- [TASK STATEMENT]: Pick out every line of the entries below where "result" occurs, and copy those lines.

- [Records from a collection]:
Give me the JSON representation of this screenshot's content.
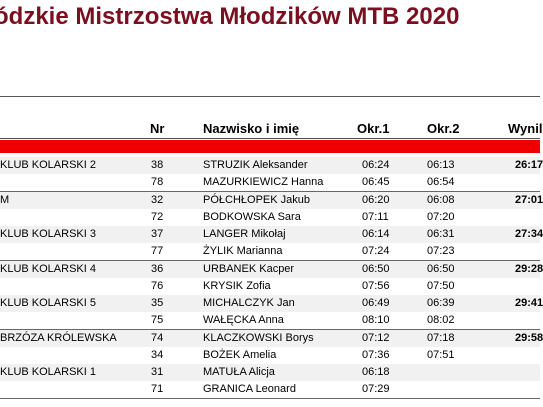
{
  "title": "ódzkie Mistrzostwa Młodzików MTB 2020",
  "columns": {
    "nr": "Nr",
    "name": "Nazwisko i imię",
    "lap1": "Okr.1",
    "lap2": "Okr.2",
    "result": "Wynil"
  },
  "teams": [
    {
      "club": "KLUB KOLARSKI 2",
      "result": "26:17",
      "riders": [
        {
          "nr": "38",
          "name": "STRUZIK Aleksander",
          "lap1": "06:24",
          "lap2": "06:13"
        },
        {
          "nr": "78",
          "name": "MAZURKIEWICZ Hanna",
          "lap1": "06:45",
          "lap2": "06:54"
        }
      ]
    },
    {
      "club": "M",
      "result": "27:01",
      "riders": [
        {
          "nr": "32",
          "name": "PÓŁCHŁOPEK Jakub",
          "lap1": "06:20",
          "lap2": "06:08"
        },
        {
          "nr": "72",
          "name": "BODKOWSKA Sara",
          "lap1": "07:11",
          "lap2": "07:20"
        }
      ]
    },
    {
      "club": "KLUB KOLARSKI 3",
      "result": "27:34",
      "riders": [
        {
          "nr": "37",
          "name": "LANGER Mikołaj",
          "lap1": "06:14",
          "lap2": "06:31"
        },
        {
          "nr": "77",
          "name": "ŻYLIK Marianna",
          "lap1": "07:24",
          "lap2": "07:23"
        }
      ]
    },
    {
      "club": "KLUB KOLARSKI 4",
      "result": "29:28",
      "riders": [
        {
          "nr": "36",
          "name": "URBANEK Kacper",
          "lap1": "06:50",
          "lap2": "06:50"
        },
        {
          "nr": "76",
          "name": "KRYSIK Zofia",
          "lap1": "07:56",
          "lap2": "07:50"
        }
      ]
    },
    {
      "club": "KLUB KOLARSKI 5",
      "result": "29:41",
      "riders": [
        {
          "nr": "35",
          "name": "MICHALCZYK Jan",
          "lap1": "06:49",
          "lap2": "06:39"
        },
        {
          "nr": "75",
          "name": "WAŁĘCKA Anna",
          "lap1": "08:10",
          "lap2": "08:02"
        }
      ]
    },
    {
      "club": "BRZÓZA KRÓLEWSKA",
      "result": "29:58",
      "riders": [
        {
          "nr": "74",
          "name": "KLACZKOWSKI Borys",
          "lap1": "07:12",
          "lap2": "07:18"
        },
        {
          "nr": "34",
          "name": "BOŻEK Amelia",
          "lap1": "07:36",
          "lap2": "07:51"
        }
      ]
    },
    {
      "club": "KLUB KOLARSKI 1",
      "result": "",
      "riders": [
        {
          "nr": "31",
          "name": "MATUŁA Alicja",
          "lap1": "06:18",
          "lap2": ""
        },
        {
          "nr": "71",
          "name": "GRANICA Leonard",
          "lap1": "07:29",
          "lap2": ""
        }
      ]
    }
  ]
}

- [REPLY TO THE TASK]:
    "result": "Wynil"
      "result": "26:17",
      "result": "27:01",
      "result": "27:34",
      "result": "29:28",
      "result": "29:41",
      "result": "29:58",
      "result": "",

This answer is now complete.